→ **YOUR GOAL**
Give the material again in full, matching it exactly.

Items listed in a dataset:
###

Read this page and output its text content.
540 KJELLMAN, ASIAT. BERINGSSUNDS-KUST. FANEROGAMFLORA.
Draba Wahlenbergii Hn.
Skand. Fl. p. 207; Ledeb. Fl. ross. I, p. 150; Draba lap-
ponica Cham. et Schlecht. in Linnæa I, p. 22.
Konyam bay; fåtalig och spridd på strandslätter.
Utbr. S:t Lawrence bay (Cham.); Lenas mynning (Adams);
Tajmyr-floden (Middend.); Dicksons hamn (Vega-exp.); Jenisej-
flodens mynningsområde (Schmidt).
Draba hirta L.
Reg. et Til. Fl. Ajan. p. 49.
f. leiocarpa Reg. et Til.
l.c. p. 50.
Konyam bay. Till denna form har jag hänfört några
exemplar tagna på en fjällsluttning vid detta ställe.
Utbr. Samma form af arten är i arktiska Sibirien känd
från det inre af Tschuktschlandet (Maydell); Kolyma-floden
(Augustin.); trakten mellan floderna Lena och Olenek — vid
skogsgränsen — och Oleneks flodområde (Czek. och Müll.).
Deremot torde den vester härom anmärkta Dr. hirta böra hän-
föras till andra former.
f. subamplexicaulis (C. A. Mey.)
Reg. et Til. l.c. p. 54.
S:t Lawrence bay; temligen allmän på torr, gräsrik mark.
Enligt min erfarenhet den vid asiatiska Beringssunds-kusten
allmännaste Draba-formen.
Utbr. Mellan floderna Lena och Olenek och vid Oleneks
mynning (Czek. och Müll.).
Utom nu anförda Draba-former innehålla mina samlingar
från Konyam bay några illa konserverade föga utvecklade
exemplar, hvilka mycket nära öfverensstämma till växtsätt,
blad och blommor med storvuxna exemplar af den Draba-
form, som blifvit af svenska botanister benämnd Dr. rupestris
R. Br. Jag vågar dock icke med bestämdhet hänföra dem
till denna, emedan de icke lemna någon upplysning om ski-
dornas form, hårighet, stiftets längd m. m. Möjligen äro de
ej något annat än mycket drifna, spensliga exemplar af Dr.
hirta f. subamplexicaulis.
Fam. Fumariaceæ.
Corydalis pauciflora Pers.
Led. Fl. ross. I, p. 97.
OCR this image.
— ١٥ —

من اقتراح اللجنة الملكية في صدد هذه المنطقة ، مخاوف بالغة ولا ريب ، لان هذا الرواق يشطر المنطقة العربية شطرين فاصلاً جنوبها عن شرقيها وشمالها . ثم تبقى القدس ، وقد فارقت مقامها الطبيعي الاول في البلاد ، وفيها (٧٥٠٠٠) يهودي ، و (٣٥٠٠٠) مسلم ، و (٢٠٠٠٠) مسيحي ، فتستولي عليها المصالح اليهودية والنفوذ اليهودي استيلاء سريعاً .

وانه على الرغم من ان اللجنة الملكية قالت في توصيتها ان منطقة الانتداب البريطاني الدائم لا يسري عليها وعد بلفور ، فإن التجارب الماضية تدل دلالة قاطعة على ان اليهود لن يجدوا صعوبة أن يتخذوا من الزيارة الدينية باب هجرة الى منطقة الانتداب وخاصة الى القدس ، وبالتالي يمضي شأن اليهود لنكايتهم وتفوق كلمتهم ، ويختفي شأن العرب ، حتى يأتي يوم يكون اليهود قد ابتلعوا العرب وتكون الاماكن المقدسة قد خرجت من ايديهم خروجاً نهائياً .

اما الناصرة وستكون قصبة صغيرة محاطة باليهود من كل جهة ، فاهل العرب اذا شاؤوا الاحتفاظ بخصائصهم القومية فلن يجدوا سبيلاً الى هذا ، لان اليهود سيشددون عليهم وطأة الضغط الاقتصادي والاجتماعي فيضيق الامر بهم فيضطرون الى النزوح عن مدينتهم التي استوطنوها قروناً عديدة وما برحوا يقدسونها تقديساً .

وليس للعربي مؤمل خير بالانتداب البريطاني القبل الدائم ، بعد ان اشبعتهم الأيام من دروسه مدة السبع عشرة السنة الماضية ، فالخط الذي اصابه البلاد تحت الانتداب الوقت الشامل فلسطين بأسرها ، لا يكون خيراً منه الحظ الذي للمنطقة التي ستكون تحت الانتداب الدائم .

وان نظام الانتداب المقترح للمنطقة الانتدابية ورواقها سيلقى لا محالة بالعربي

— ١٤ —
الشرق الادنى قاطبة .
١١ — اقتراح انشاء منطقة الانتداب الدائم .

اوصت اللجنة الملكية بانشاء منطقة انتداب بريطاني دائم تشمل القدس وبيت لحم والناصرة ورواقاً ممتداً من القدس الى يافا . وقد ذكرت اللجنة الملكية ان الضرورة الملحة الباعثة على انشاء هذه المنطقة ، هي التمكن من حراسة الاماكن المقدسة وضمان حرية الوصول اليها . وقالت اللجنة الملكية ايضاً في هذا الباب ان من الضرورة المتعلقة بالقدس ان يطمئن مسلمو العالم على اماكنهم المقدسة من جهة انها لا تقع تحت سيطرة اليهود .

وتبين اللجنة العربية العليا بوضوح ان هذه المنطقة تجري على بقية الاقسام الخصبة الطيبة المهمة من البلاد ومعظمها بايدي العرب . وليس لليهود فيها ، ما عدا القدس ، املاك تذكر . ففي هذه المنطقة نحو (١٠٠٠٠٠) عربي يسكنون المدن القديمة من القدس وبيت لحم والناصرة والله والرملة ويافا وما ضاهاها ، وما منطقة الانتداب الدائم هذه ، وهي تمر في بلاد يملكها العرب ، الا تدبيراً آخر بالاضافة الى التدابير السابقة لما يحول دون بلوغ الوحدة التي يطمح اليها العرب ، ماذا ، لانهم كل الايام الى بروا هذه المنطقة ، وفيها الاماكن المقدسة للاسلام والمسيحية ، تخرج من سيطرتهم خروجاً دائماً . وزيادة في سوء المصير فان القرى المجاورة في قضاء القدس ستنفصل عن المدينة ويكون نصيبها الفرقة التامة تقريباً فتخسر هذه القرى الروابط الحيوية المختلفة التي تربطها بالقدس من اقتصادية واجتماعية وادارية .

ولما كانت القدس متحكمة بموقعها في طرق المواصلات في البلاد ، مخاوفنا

###

→ **FULL OUTPUT**
Read this page and output its text content.
540 KJELLMAN, ASIAT. BERINGSSUNDS-KUST. FANEROGAMFLORA.
Draba Wahlenbergii Hn.
Skand. Fl. p. 207; Ledeb. Fl. ross. I, p. 150; Draba lap-
ponica Cham. et Schlecht. in Linnæa I, p. 22.
Konyam bay; fåtalig och spridd på strandslätter.
Utbr. S:t Lawrence bay (Cham.); Lenas mynning (Adams);
Tajmyr-floden (Middend.); Dicksons hamn (Vega-exp.); Jenisej-
flodens mynningsområde (Schmidt).
Draba hirta L.
Reg. et Til. Fl. Ajan. p. 49.
f. leiocarpa Reg. et Til.
l.c. p. 50.
Konyam bay. Till denna form har jag hänfört några
exemplar tagna på en fjällsluttning vid detta ställe.
Utbr. Samma form af arten är i arktiska Sibirien känd
från det inre af Tschuktschlandet (Maydell); Kolyma-floden
(Augustin.); trakten mellan floderna Lena och Olenek — vid
skogsgränsen — och Oleneks flodområde (Czek. och Müll.).
Deremot torde den vester härom anmärkta Dr. hirta böra hän-
föras till andra former.
f. subamplexicaulis (C. A. Mey.)
Reg. et Til. l.c. p. 54.
S:t Lawrence bay; temligen allmän på torr, gräsrik mark.
Enligt min erfarenhet den vid asiatiska Beringssunds-kusten
allmännaste Draba-formen.
Utbr. Mellan floderna Lena och Olenek och vid Oleneks
mynning (Czek. och Müll.).
Utom nu anförda Draba-former innehålla mina samlingar
från Konyam bay några illa konserverade föga utvecklade
exemplar, hvilka mycket nära öfverensstämma till växtsätt,
blad och blommor med storvuxna exemplar af den Draba-
form, som blifvit af svenska botanister benämnd Dr. rupestris
R. Br. Jag vågar dock icke med bestämdhet hänföra dem
till denna, emedan de icke lemna någon upplysning om ski-
dornas form, hårighet, stiftets längd m. m. Möjligen äro de
ej något annat än mycket drifna, spensliga exemplar af Dr.
hirta f. subamplexicaulis.
Fam. Fumariaceæ.
Corydalis pauciflora Pers.
Led. Fl. ross. I, p. 97.
OCR this image.
— ١٥ —

من اقتراح اللجنة الملكية في صدد هذه المنطقة ، مخاوف بالغة ولا ريب ، لان هذا الرواق يشطر المنطقة العربية شطرين فاصلاً جنوبها عن شرقيها وشمالها . ثم تبقى القدس ، وقد فارقت مقامها الطبيعي الاول في البلاد ، وفيها (٧٥٠٠٠) يهودي ، و (٣٥٠٠٠) مسلم ، و (٢٠٠٠٠) مسيحي ، فتستولي عليها المصالح اليهودية والنفوذ اليهودي استيلاء سريعاً .

وانه على الرغم من ان اللجنة الملكية قالت في توصيتها ان منطقة الانتداب البريطاني الدائم لا يسري عليها وعد بلفور ، فإن التجارب الماضية تدل دلالة قاطعة على ان اليهود لن يجدوا صعوبة أن يتخذوا من الزيارة الدينية باب هجرة الى منطقة الانتداب وخاصة الى القدس ، وبالتالي يمضي شأن اليهود لنكايتهم وتفوق كلمتهم ، ويختفي شأن العرب ، حتى يأتي يوم يكون اليهود قد ابتلعوا العرب وتكون الاماكن المقدسة قد خرجت من ايديهم خروجاً نهائياً .

اما الناصرة وستكون قصبة صغيرة محاطة باليهود من كل جهة ، فاهل العرب اذا شاؤوا الاحتفاظ بخصائصهم القومية فلن يجدوا سبيلاً الى هذا ، لان اليهود سيشددون عليهم وطأة الضغط الاقتصادي والاجتماعي فيضيق الامر بهم فيضطرون الى النزوح عن مدينتهم التي استوطنوها قروناً عديدة وما برحوا يقدسونها تقديساً .

وليس للعربي مؤمل خير بالانتداب البريطاني القبل الدائم ، بعد ان اشبعتهم الأيام من دروسه مدة السبع عشرة السنة الماضية ، فالخط الذي اصابه البلاد تحت الانتداب الوقت الشامل فلسطين بأسرها ، لا يكون خيراً منه الحظ الذي للمنطقة التي ستكون تحت الانتداب الدائم .

وان نظام الانتداب المقترح للمنطقة الانتدابية ورواقها سيلقى لا محالة بالعربي

— ١٤ —
الشرق الادنى قاطبة .
١١ — اقتراح انشاء منطقة الانتداب الدائم .

اوصت اللجنة الملكية بانشاء منطقة انتداب بريطاني دائم تشمل القدس وبيت لحم والناصرة ورواقاً ممتداً من القدس الى يافا . وقد ذكرت اللجنة الملكية ان الضرورة الملحة الباعثة على انشاء هذه المنطقة ، هي التمكن من حراسة الاماكن المقدسة وضمان حرية الوصول اليها . وقالت اللجنة الملكية ايضاً في هذا الباب ان من الضرورة المتعلقة بالقدس ان يطمئن مسلمو العالم على اماكنهم المقدسة من جهة انها لا تقع تحت سيطرة اليهود .

وتبين اللجنة العربية العليا بوضوح ان هذه المنطقة تجري على بقية الاقسام الخصبة الطيبة المهمة من البلاد ومعظمها بايدي العرب . وليس لليهود فيها ، ما عدا القدس ، املاك تذكر . ففي هذه المنطقة نحو (١٠٠٠٠٠) عربي يسكنون المدن القديمة من القدس وبيت لحم والناصرة والله والرملة ويافا وما ضاهاها ، وما منطقة الانتداب الدائم هذه ، وهي تمر في بلاد يملكها العرب ، الا تدبيراً آخر بالاضافة الى التدابير السابقة لما يحول دون بلوغ الوحدة التي يطمح اليها العرب ، ماذا ، لانهم كل الايام الى بروا هذه المنطقة ، وفيها الاماكن المقدسة للاسلام والمسيحية ، تخرج من سيطرتهم خروجاً دائماً . وزيادة في سوء المصير فان القرى المجاورة في قضاء القدس ستنفصل عن المدينة ويكون نصيبها الفرقة التامة تقريباً فتخسر هذه القرى الروابط الحيوية المختلفة التي تربطها بالقدس من اقتصادية واجتماعية وادارية .

ولما كانت القدس متحكمة بموقعها في طرق المواصلات في البلاد ، مخاوفنا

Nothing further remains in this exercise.